** start **

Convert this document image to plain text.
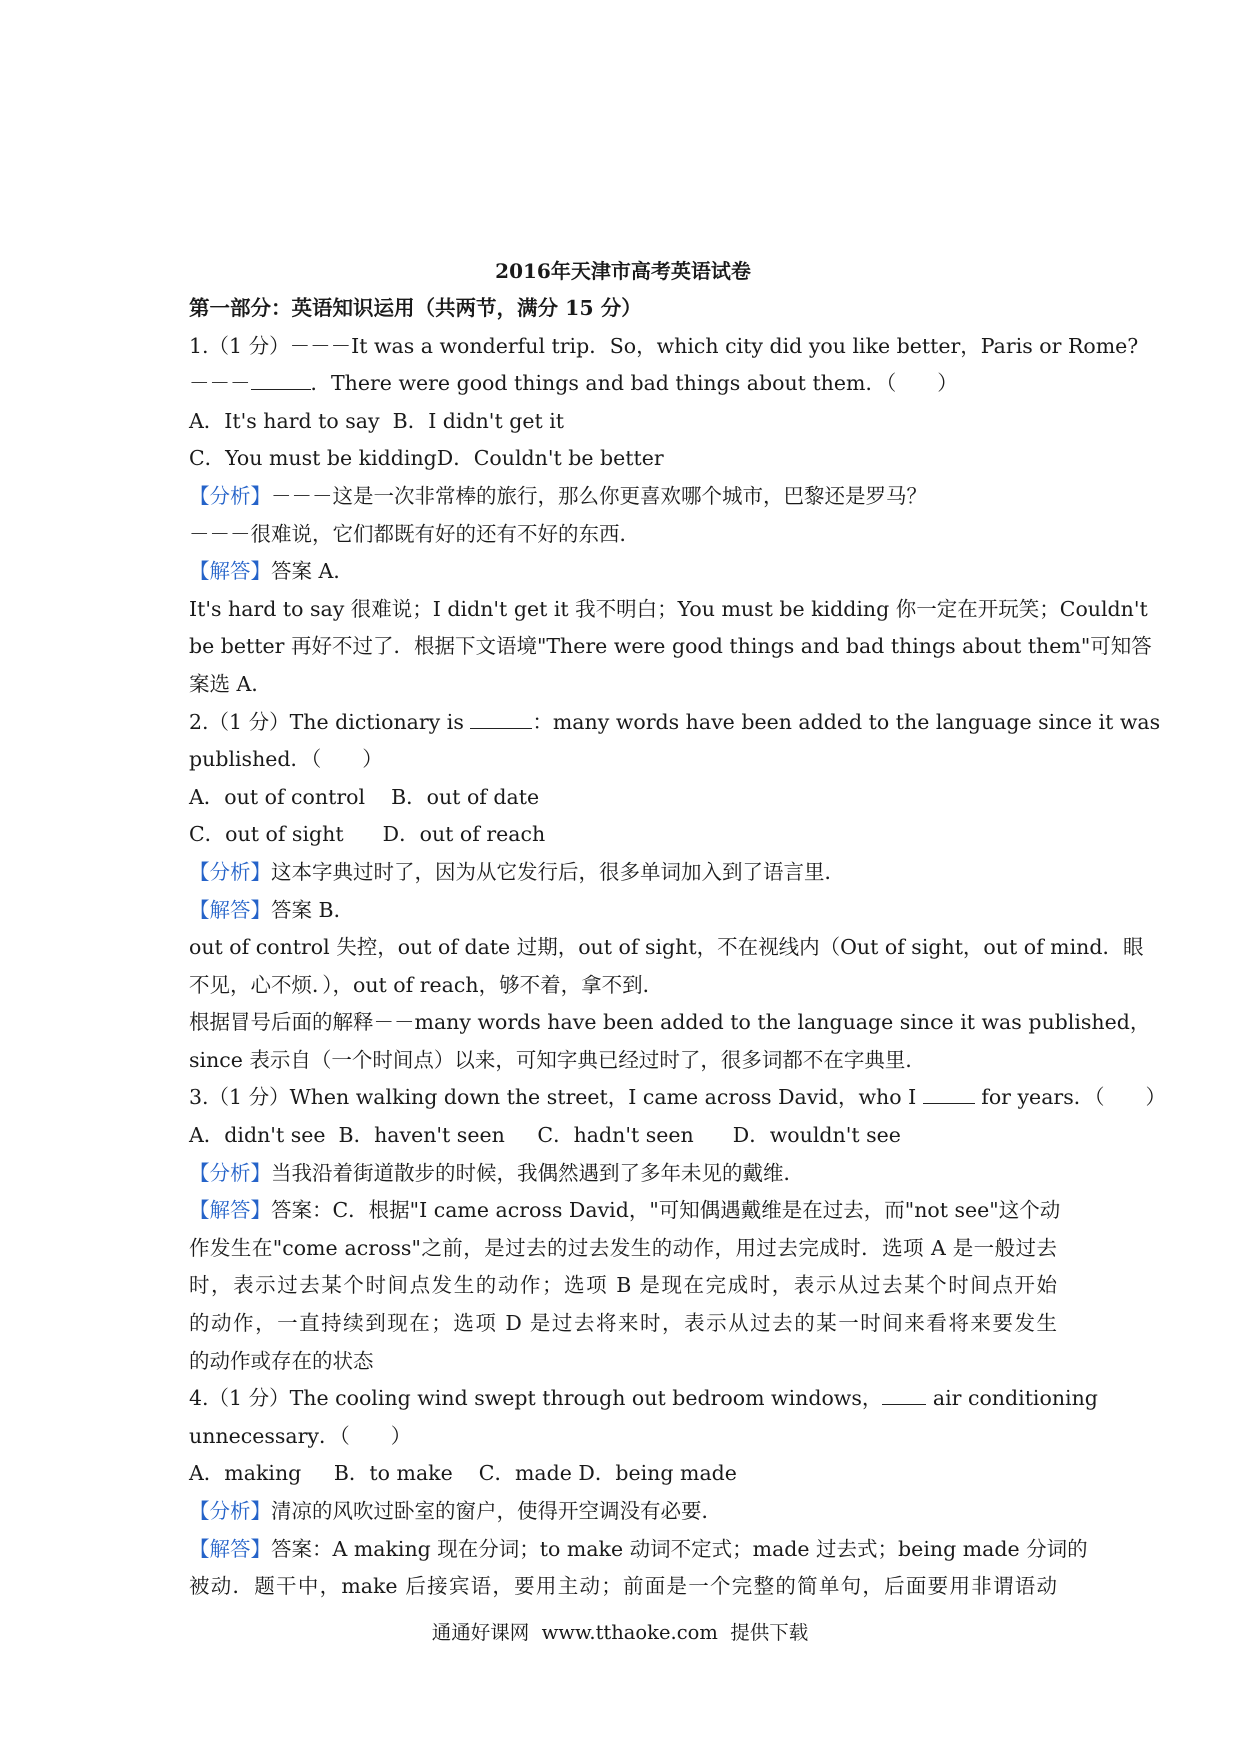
2016年天津市高考英语试卷
第一部分：英语知识运用（共两节，满分 15 分）
1.（1 分）－－－It was a wonderful trip．So，which city did you like better，Paris or Rome?
－－－	．There were good things and bad things about them．（　　）
A．It's hard to say  B．I didn't get it
C．You must be kiddingD．Couldn't be better
【分析】－－－这是一次非常棒的旅行，那么你更喜欢哪个城市，巴黎还是罗马？
－－－很难说，它们都既有好的还有不好的东西．
【解答】答案 A．
It's hard to say 很难说；I didn't get it 我不明白；You must be kidding 你一定在开玩笑；Couldn't
be better 再好不过了．根据下文语境"There were good things and bad things about them"可知答
案选 A．
2.（1 分）The dictionary is	：many words have been added to the language since it was
published．（　　）
A．out of control    B．out of date
C．out of sight      D．out of reach
【分析】这本字典过时了，因为从它发行后，很多单词加入到了语言里．
【解答】答案 B．
out of control 失控，out of date 过期，out of sight，不在视线内（Out of sight，out of mind．眼
不见，心不烦．），out of reach，够不着，拿不到．
根据冒号后面的解释－－many words have been added to the language since it was published，
since 表示自（一个时间点）以来，可知字典已经过时了，很多词都不在字典里．
3.（1 分）When walking down the street，I came across David，who I	for years．（　　）
A．didn't see  B．haven't seen     C．hadn't seen      D．wouldn't see
【分析】当我沿着街道散步的时候，我偶然遇到了多年未见的戴维．
【解答】答案：C．根据"I came across David，"可知偶遇戴维是在过去，而"not see"这个动
作发生在"come across"之前，是过去的过去发生的动作，用过去完成时．选项 A 是一般过去
时，表示过去某个时间点发生的动作；选项 B 是现在完成时，表示从过去某个时间点开始
的动作，一直持续到现在；选项 D 是过去将来时，表示从过去的某一时间来看将来要发生
的动作或存在的状态
4.（1 分）The cooling wind swept through out bedroom windows， air conditioning
unnecessary．（　　）
A．making     B．to make    C．made D．being made
【分析】清凉的风吹过卧室的窗户，使得开空调没有必要．
【解答】答案：A making 现在分词；to make 动词不定式；made 过去式；being made 分词的
被动．题干中，make 后接宾语，要用主动；前面是一个完整的简单句，后面要用非谓语动
通通好课网  www.tthaoke.com  提供下载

** end **

Exercise |
Identify the lines above that contain the word "make", then copy them.

Expected answer |
A．making     B．to make    C．made D．being made
【解答】答案：A making 现在分词；to make 动词不定式；made 过去式；being made 分词的
被动．题干中，make 后接宾语，要用主动；前面是一个完整的简单句，后面要用非谓语动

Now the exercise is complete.